Deux personnalités sont prévenues dans ce procès pour suspicion de prise illégale d’intérêt : l’ex-élue Claudie Pruvost et l’association La Vigie de l’eau. Les parties civiles sont ANTICOR ainsi que l’association Vosges Nature Environnement dont le Président est aussi porte-parole du Collectif eau 88.
Le procureur de la république a requis :

  • contre l’ex-élue, 6 mois de prison avec sursis, 5 ans de privation de droits civiques et 10 000 euros de dommages et intérêts
  • contre la Vigie, 10 000 euros de dommage et intérêt.
    Claudie Pruvost et la Vigie de l’eau ont toutes deux demandé la relaxe. Le délibéré du jugement aura lieu le 10 novembre 2021.

Pendant le procès, une trentaine de manifestants et manifestants avaient répondu à l’appel du Collectif Eau 88 et ont fait entendre leurs voix sur le parvis du tribunal.

Le système Nestlé

La situation à Vittel ressemble à un sac de nœuds dont les cordons seraient tenus par Nestlé.
La multinationale exerce une véritable emprise sur le territoire :

  • Elle s’accapare l’eau et les terres via sa filiale Agrivair, créée en 1992 et qui contrôle environ 80% des terres agricoles recouvrant les nappes exploitées par Nestlé
  • Elle influence les choix économiques des institutions et élus via Eco-Plaine, une association créée en 2012 par le même Bernard Pruvost qui en est toujours le Président.
  • Nestlé influence aussi la population via l’association La Vigie de l’eau créée en 2007. La Vigie a quitté la CLE mais reste très active. Munie de son agrément par l’Éducation nationale, elle apprend aux enfants à développer des comportements en adéquation avec les stratégies de la multinationale…

La filiale Agrivair et les associations-officines de Nestlé sont très intriquées.
◆ ◆ ◆ ◆ ◆
Dans l'extrait sur l'emprise de Nestlé, reprenez le passage allant de "Pendant le procès, une" jusqu'à "tenus par Nestlé." inclus, en renommant "Vittel" en "Contrexéville". Les données ci-dessous n'ont aucun lien avec l'extrait.

> _DONNÉES SOURCES_:
◆ ◆ ◆ ◆ ◆
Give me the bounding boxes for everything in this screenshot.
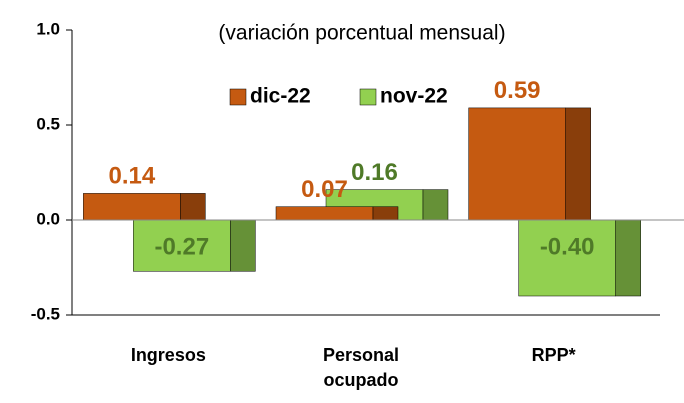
◆ ◆ ◆ ◆ ◆
> _RÉPONSE_:
Pendant le procès, une trentaine de manifestants et manifestants avaient répondu à l’appel du Collectif Eau 88 et ont fait entendre leurs voix sur le parvis du tribunal.

Le système Nestlé

La situation à Contrexéville ressemble à un sac de nœuds dont les cordons seraient tenus par Nestlé.